“Bogotá, 2.600 metros más cerca de las estrellas”. Aquí, en La Reserva estamos 600 metros más arriba de Bogotá.
Para subir a 3.200 metros sobre el nivel del mar, se camina paso a paso sin despegar los pies de la tierra, pero sin dejar de mirar hacia arriba.
Así subimos hasta la Reserva Ecológica Los Andes, y me llevé la grata sorpresa de ver a Bogotá desde arriba. No deja uno de admirar su enorme extensión y de adivinar los millones de personas que viven en edificios y casas esparcidos en toda la Sabana y en los barrios trepados en los cerros orientales. Todo un mundo de mundos… No se puede ignorar o minimizar el cúmulo de situaciones dolorosas, muchas de ellas por delitos e injusticias, que quedan ocultas dentro de la marea humana de la gran ciudad.
--------
*LO SOLICITADO*
Según el fragmento del documento, ¿a qué altura sobre el nivel del mar se encuentra la Reserva Ecológica Los Andes? Las líneas recopiladas no intervienen en absoluto en este ejercicio.

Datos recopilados
--------
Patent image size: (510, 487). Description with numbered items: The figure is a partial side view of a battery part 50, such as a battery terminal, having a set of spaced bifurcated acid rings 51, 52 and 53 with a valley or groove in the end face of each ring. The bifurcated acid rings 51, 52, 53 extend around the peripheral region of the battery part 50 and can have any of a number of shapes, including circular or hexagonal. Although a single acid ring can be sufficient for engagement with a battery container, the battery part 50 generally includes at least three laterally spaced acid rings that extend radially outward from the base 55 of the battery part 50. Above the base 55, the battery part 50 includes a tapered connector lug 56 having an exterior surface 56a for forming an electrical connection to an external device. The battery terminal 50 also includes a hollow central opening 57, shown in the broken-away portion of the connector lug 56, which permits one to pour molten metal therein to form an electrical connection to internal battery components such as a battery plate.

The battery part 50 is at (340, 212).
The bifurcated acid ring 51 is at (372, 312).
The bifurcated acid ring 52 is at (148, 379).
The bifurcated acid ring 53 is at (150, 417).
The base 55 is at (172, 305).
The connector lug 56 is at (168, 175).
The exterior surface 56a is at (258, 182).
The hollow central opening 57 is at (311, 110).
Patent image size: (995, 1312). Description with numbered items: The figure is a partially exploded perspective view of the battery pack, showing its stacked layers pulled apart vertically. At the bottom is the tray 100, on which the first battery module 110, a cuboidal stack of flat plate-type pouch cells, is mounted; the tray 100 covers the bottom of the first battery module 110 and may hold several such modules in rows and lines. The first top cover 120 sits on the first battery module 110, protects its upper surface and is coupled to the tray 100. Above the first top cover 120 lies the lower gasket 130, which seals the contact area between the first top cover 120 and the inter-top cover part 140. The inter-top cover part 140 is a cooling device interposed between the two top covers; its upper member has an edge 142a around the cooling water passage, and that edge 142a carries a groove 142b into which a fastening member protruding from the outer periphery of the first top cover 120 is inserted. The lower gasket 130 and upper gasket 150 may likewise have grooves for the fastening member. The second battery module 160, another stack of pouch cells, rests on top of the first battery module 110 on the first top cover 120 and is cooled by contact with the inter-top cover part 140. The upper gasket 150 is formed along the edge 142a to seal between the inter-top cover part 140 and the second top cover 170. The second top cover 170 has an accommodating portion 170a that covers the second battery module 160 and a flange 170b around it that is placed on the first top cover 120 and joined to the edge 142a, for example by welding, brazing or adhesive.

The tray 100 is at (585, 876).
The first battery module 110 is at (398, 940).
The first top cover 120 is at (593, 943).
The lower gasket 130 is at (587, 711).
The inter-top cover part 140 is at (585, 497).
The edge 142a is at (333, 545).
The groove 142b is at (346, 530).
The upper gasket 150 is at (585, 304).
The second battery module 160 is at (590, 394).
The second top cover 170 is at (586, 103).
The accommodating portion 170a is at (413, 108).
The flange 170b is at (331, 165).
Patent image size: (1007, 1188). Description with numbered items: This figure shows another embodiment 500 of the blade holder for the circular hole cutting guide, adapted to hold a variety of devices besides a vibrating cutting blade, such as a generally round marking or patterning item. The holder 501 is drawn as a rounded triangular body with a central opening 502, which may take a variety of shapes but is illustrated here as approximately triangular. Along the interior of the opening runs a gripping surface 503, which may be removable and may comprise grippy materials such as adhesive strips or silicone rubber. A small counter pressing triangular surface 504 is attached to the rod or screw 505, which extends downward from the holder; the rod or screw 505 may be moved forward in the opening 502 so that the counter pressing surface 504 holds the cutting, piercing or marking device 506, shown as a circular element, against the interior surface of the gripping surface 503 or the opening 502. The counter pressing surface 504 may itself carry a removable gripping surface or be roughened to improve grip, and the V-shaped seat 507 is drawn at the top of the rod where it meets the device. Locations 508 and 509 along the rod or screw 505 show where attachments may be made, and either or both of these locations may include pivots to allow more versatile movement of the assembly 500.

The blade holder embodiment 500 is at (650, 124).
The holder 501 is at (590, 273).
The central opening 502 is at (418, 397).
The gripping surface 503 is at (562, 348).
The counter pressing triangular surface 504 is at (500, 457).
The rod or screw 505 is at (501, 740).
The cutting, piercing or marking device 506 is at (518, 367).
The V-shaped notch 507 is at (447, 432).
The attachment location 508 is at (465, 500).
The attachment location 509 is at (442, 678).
--------
*RESPUESTA ESPERADA*
A 3.200 metros sobre el nivel del mar.